* [What you have to do]:
From the entries below, pull out each line where "Socorro" appears.

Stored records
# # # #
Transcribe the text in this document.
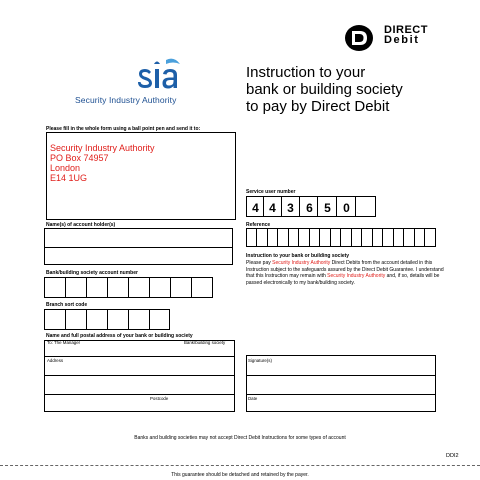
DIRECT
Debit
Security Industry Authority
Instruction to your
bank or building society
to pay by Direct Debit
Please fill in the whole form using a ball point pen and send it to:
Security Industry Authority
PO Box 74957
London
E14 1UG
Service user number
4 4 3	6 5	0
Name(s) of account holder(s)	Reference
Instruction to your bank or building society
Please pay Security Industry Authority Direct Debits from the account detailed in this Instruction subject to the safeguards assured by the Direct Debit Guarantee. I understand that this Instruction may remain with Security Industry Authority and, if so, details will be passed electronically to my bank/building society.
Bank/building society account number
Branch sort code
Name and full postal address of your bank or building society
To: The Manager	Bank/building society
Address
Postcode
Signature(s)
Date
Banks and building societies may not accept Direct Debit Instructions for some types of account
DDI2
This guarantee should be detached and retained by the payer.
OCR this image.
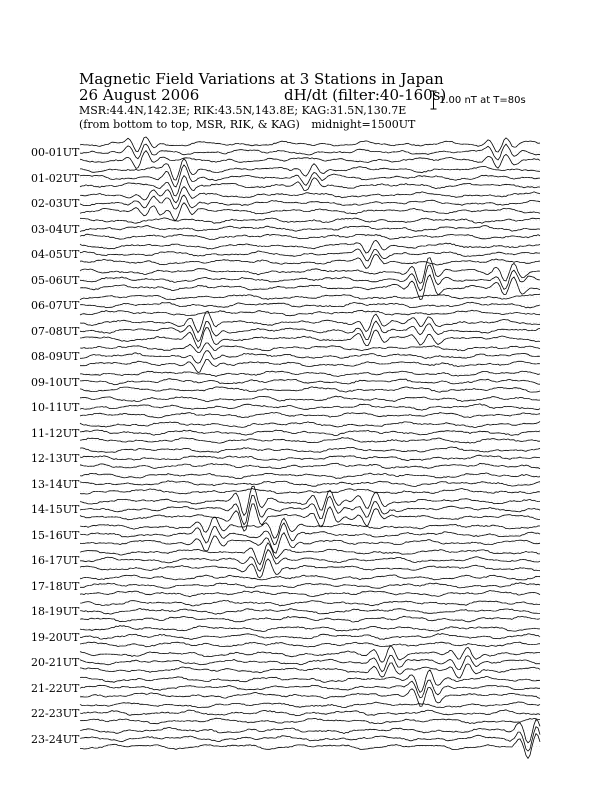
Magnetic Field Variations at 3 Stations in Japan
26 August 2006	dH/dt (filter:40-160s)
MSR:44.4N,142.3E; RIK:43.5N,143.8E; KAG:31.5N,130.7E
(from bottom to top, MSR, RIK, & KAG) midnight=1500UT
1.00 nT at T=80s
00-01UT
01-02UT
02-03UT
03-04UT
04-05UT
05-06UT
06-07UT
07-08UT
08-09UT
09-10UT
10-11UT
11-12UT
12-13UT
13-14UT
14-15UT
15-16UT
16-17UT
17-18UT
18-19UT
19-20UT
20-21UT
21-22UT
22-23UT
23-24UT
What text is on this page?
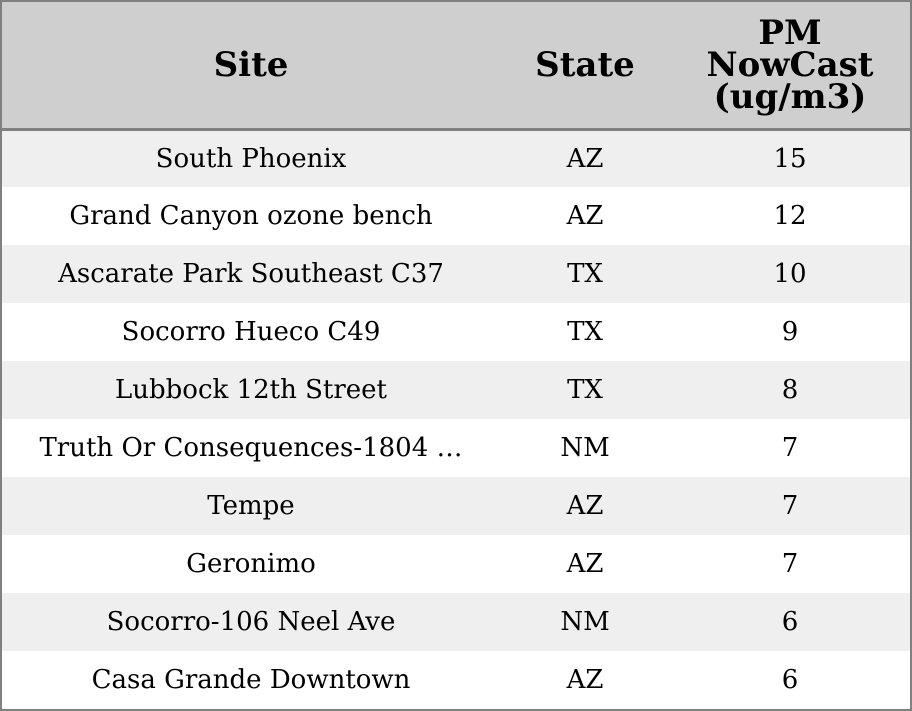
Site	State	PM
NowCast
(ug/m3)
South Phoenix	AZ	15
Grand Canyon ozone bench	AZ	12
Ascarate Park Southeast C37	TX	10
Socorro Hueco C49	TX	9
Lubbock 12th Street	TX	8
Truth Or Consequences-1804 …	NM	7
Tempe	AZ	7
Geronimo	AZ	7
Socorro-106 Neel Ave	NM	6
Casa Grande Downtown	AZ	6
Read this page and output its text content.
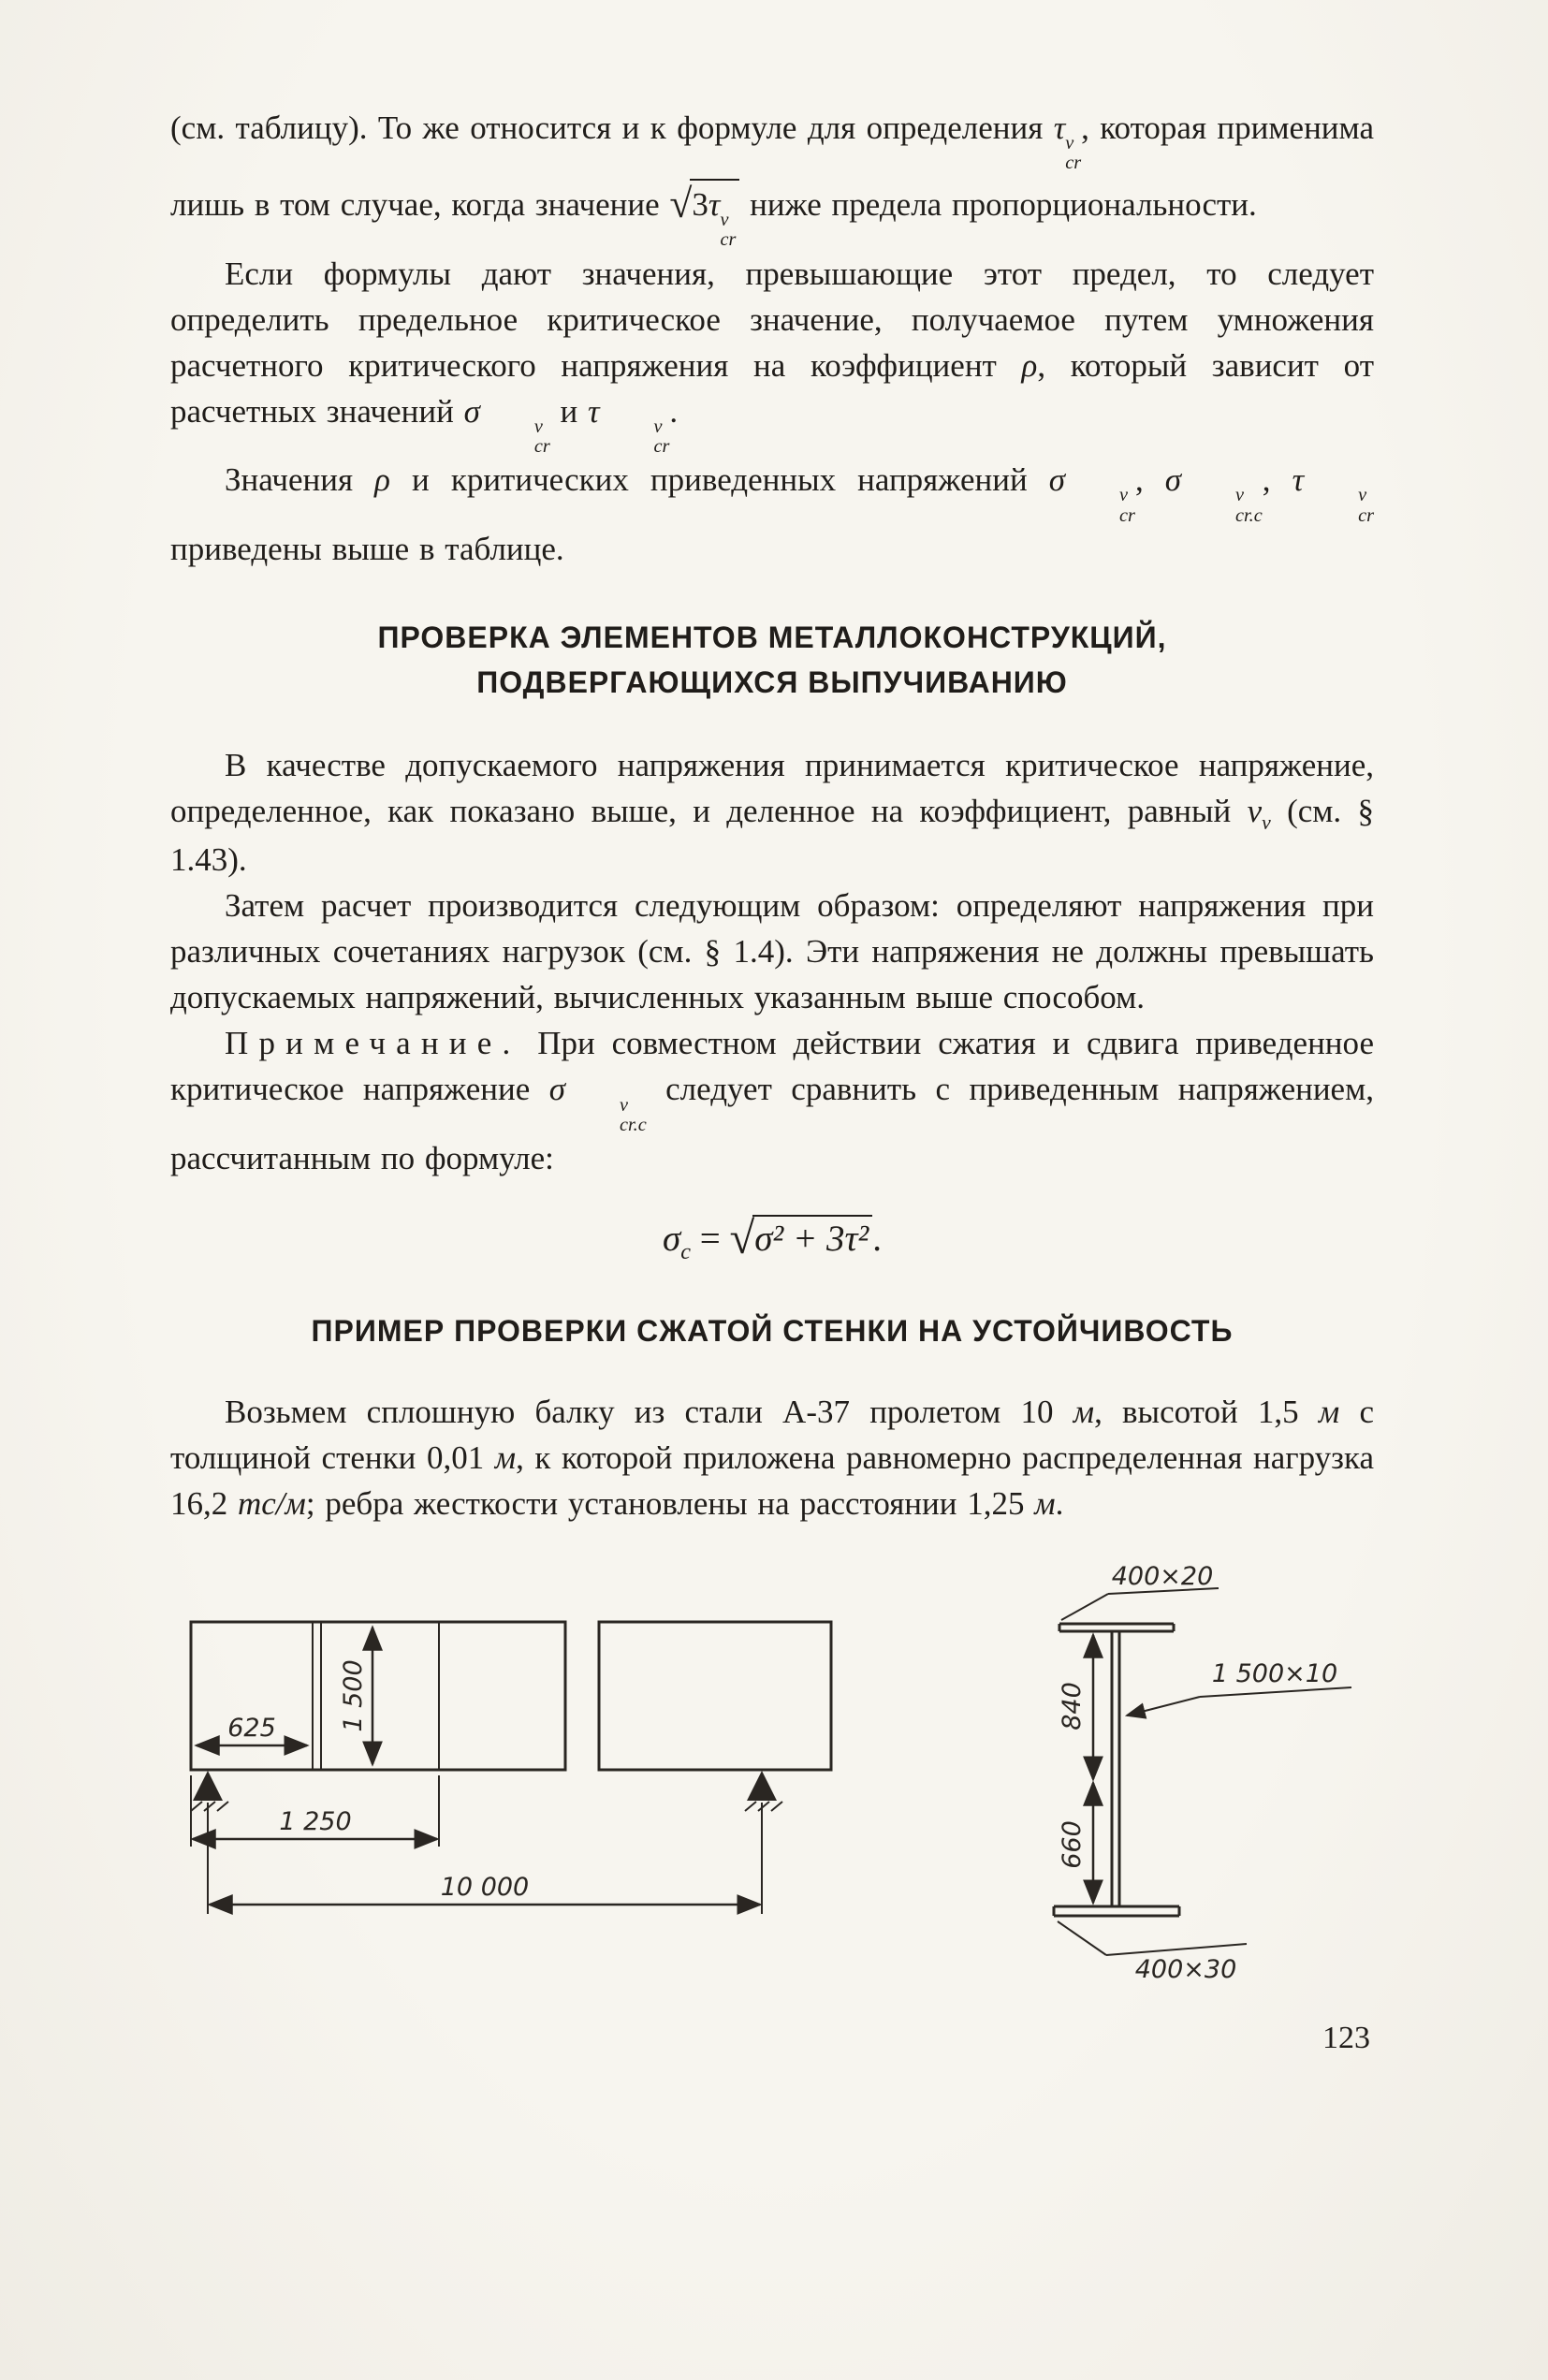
(см. таблицу). То же относится и к формуле для определения τ v
cr
, которая применима лишь в том случае, когда значение √3τ v
cr
ниже предела пропорциональности.

Если формулы дают значения, превышающие этот предел, то следует определить предельное критическое значение, получаемое путем умножения расчетного критического напряжения на коэффициент ρ, который зависит от расчетных значений σ	v
cr
и τ	v
cr
.

Значения ρ и критических приведенных напряжений σ	v
cr
, σ	v
cr.c
, τ	v
cr
приведены выше в таблице.

ПРОВЕРКА ЭЛЕМЕНТОВ МЕТАЛЛОКОНСТРУКЦИЙ,
ПОДВЕРГАЮЩИХСЯ ВЫПУЧИВАНИЮ

В качестве допускаемого напряжения принимается критическое напряжение, определенное, как показано выше, и деленное на коэффициент, равный $\nu_v$ (см. § 1.43).

Затем расчет производится следующим образом: определяют напряжения при различных сочетаниях нагрузок (см. § 1.4). Эти напряжения не должны превышать допускаемых напряжений, вычисленных указанным выше способом.

Примечание. При совместном действии сжатия и сдвига приведенное критическое напряжение σ	v
cr.c
следует сравнить с приведенным напряжением, рассчитанным по формуле:

$\sigma_c = √\sigma^2 + 3\tau^2$ .
ПРИМЕР ПРОВЕРКИ СЖАТОЙ СТЕНКИ НА УСТОЙЧИВОСТЬ

Возьмем сплошную балку из стали А-37 пролетом 10 м, высотой 1,5 м с толщиной стенки 0,01 м, к которой приложена равномерно распределенная нагрузка 16,2 тс/м; ребра жесткости установлены на расстоянии 1,25 м.

625 1 500
1 250
10 000
400×20
1 500×10
400×30
840
660
123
# # # #
* [Complete output]:
Socorro Hueco C49	TX	9
Socorro-106 Neel Ave	NM	6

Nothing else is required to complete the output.